Artículo
----------------------------------------

Mi encuentro con el oso
Ruta en moto por Alaska en busca de plantígrados recién salidos de su hibernación
Alaska es más que un Estado de la Unión. Es un mito. La última frontera. La fiebre del oro, el oleoducto del Ártico, el sol de medianoche, el destino más alejado para los buscadores de sueños de libertad y la tumba del idealista Christopher McCandless, el muchacho de Into the Wild (Hacia tierras salvajes). Y además, el territorio de los osos grizzlie, uno de los más grandes animales salvajes de Norteamérica.
Cada año hay decenas de muertos por ataques de plantígrado en esta región. Y a pesar del riesgo, la atracción es irresistible. El hombre y la bestia. Siempre enfrentados, siempre buscándose mutuamente. Augusto Monterroso retrató en un célebre microrrelato el imaginario encuentro con un dinosaurio que permanecía allí cuando despertó. Lo he tenido presente a lo largo de mis encontronazos con las más feroces criaturas de este planeta. En una vuelta al mundo en moto no hay escondite. He topado con elefantes en Bostwana, caballos salvajes en Kazajstán, búfalos en el Masai Mara o peshmergas (milicianos kurdos) armados hasta los dientes en Irak.
Circulo entre valles interminables y cordilleras nevadas. Viajo solo durante muchísimos kilómetros. Disfruto del placer de dejarme llevar por el imán del horizonte. Inmerso durante tantos meses en el infierno circulatorio de África, India y Asia, esta desolación se me antoja como el más perfecto paraíso. Alaska significa el fin de la Ruta de los Exploradores Olvidados, viaje que llevo realizando desde hace casi un año con el objetivo de pisar los mismos lugares hollados por los españoles más bravos y, sin embargo, menos conocidos y recordados.

----------------------------------------

Tareas por realizar
A) Extrae sin cambios el fragmento del listado que empieza en la línea que contiene "list each element" y termina en la que contiene "piece-red-c6r3[interactable]: 兵 (192, 53, 211, 72)", ambas incluidas.
B) Prosigue el artículo sobre el viaje en moto por Alaska a partir de su última oración.
El artículo y el listado son materiales independientes entre sí.

Datos sin procesar
----------------------------------------

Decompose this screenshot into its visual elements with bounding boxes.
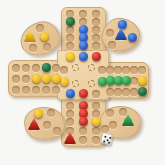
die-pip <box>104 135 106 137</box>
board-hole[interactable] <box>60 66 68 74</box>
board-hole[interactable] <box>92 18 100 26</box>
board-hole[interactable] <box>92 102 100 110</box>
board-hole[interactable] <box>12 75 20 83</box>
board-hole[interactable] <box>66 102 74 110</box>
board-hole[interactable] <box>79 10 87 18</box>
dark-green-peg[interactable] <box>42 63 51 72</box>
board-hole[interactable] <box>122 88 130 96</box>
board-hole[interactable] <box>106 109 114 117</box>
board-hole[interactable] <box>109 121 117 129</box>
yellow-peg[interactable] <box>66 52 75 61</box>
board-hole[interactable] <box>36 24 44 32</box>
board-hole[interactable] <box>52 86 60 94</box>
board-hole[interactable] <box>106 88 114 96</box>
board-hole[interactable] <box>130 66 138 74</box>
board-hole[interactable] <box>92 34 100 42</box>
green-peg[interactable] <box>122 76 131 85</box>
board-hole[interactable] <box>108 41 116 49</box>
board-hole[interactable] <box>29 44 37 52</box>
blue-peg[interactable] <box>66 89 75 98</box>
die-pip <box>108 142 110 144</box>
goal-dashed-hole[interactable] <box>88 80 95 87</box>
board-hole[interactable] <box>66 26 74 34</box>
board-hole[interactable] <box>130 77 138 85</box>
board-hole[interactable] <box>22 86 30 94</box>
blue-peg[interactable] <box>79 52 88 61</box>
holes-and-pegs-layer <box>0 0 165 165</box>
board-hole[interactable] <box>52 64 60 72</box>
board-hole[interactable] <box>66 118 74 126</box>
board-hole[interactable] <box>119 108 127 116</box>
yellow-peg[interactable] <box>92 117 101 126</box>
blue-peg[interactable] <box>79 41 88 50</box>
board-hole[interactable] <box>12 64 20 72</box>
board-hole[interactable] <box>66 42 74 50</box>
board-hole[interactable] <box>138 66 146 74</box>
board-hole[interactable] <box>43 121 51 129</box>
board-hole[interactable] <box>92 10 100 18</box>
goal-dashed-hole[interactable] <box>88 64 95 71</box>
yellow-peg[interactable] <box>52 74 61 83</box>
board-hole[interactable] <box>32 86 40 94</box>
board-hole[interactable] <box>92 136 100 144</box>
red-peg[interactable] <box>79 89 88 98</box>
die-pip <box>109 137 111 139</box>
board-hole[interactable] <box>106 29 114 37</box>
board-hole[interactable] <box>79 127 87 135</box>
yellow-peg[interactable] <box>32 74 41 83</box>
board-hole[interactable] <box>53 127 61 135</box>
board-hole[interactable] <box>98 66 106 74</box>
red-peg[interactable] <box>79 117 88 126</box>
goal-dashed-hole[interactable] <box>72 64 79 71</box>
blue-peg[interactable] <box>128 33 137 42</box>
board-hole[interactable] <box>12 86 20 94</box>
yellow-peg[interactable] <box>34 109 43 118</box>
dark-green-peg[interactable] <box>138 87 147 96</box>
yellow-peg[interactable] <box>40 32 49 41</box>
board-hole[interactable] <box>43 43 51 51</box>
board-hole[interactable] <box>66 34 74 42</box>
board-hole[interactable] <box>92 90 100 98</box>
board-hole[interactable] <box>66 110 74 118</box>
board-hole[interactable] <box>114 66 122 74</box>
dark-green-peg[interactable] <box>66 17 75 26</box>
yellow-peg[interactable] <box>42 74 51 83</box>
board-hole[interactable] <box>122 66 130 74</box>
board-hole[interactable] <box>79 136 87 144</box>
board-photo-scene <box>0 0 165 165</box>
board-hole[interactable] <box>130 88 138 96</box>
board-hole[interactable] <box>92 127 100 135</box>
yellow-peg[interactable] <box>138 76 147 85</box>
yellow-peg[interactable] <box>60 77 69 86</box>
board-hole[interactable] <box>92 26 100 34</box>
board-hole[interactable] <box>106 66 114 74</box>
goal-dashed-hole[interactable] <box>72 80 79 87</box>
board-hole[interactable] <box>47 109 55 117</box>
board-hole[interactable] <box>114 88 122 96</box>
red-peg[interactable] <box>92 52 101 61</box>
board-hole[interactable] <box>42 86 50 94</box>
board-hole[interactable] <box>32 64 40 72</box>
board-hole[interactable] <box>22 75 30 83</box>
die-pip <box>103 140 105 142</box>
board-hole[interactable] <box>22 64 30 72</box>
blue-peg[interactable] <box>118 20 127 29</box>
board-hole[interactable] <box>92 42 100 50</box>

----------------------------------------

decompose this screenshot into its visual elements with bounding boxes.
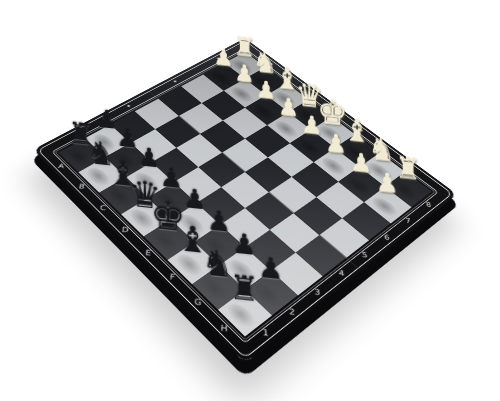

----------------------------------------

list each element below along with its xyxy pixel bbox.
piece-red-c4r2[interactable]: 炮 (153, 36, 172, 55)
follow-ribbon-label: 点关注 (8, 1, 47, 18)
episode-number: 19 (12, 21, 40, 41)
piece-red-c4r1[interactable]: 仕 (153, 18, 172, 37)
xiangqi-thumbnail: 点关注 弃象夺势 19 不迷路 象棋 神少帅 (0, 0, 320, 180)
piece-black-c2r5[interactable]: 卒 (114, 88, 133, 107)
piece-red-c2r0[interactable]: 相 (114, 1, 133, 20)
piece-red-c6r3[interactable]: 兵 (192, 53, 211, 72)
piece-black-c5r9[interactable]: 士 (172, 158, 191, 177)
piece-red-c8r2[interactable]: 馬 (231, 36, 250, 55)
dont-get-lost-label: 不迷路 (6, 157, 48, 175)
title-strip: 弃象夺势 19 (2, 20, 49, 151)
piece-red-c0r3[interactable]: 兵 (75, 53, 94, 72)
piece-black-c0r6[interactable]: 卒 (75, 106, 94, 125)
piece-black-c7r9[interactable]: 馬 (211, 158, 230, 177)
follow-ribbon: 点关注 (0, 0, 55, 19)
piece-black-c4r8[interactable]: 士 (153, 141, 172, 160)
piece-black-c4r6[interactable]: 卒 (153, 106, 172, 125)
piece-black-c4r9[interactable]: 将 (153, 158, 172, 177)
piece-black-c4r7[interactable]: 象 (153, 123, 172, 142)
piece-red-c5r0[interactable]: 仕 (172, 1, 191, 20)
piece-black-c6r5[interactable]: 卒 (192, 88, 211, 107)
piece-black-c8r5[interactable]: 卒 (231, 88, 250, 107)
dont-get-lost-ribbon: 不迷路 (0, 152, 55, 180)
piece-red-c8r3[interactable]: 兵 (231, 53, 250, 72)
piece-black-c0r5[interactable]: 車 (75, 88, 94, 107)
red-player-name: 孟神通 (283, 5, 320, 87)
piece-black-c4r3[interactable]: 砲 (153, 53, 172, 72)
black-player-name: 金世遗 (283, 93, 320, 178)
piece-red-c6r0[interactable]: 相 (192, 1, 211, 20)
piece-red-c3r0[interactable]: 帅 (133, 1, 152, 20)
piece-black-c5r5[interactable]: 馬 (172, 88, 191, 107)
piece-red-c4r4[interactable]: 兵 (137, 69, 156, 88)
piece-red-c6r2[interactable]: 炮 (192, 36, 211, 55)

----------------------------------------

Lista de respuestas
A)
list each element below along with its xyxy pixel bbox.
piece-red-c4r2[interactable]: 炮 (153, 36, 172, 55)
follow-ribbon-label: 点关注 (8, 1, 47, 18)
episode-number: 19 (12, 21, 40, 41)
piece-red-c4r1[interactable]: 仕 (153, 18, 172, 37)
xiangqi-thumbnail: 点关注 弃象夺势 19 不迷路 象棋 神少帅 (0, 0, 320, 180)
piece-black-c2r5[interactable]: 卒 (114, 88, 133, 107)
piece-red-c2r0[interactable]: 相 (114, 1, 133, 20)
piece-red-c6r3[interactable]: 兵 (192, 53, 211, 72)

B)
Aquí está Valdez, topónimo en español más septentrional del planeta. Fue fundada en el siglo XVIII por el catalán Salvador Fidalgo. Alcanzar ese hito concluye un periplo que me ha llevado de Etiopía a Filipinas pasando por India o Borneo. Soy consciente de lo lejos que estoy, de que me hallo muy cerca de mi meta y de que mucha gente ha venido conmigo. Les debo agradecimiento y un retrato de esta región a través de sus tres fronteras terrestres. Y también una foto. La foto del oso.
Frontera Stewart-Hyder
Desde Hyder no se puede ir a ningún otro sitio. Los apenas 100 habitantes del pueblo situado en el comienzo del Canal de Portland están en un culo de saco. No hay vía de comunicación con el resto de Estados Unidos. Supone el modo más rápido de llegar a Alaska por carretera. En 1998 devino en popular destino motociclista después de que Ron Ayres estableciera un récord para los Iron Butt (culos de acero o motoristas capaces de rodar mil millas en 24 horas), al unir los 49 Estados continentales de Estados Unidos en siete días.
En Terrace cojo la pista de grava que circula paralela al lago Kitsumkalum. En cuanto me introduzco en la floresta descubro una mancha oscura que cruza velozmente de un lado a otro. El corazón me da un brinco. Apenas ha sido un segundo pero ya sé que no estoy solo. El oso está ahí. Intento recordar sin éxito las recomendaciones leídas en los folletos que las autoridades turísticas reparten en moteles y centros de información. Afortunadamente, no pincho ni sufro avería alguna, pero tampoco vuelvo a verlo y me quedo sin la ansiada foto.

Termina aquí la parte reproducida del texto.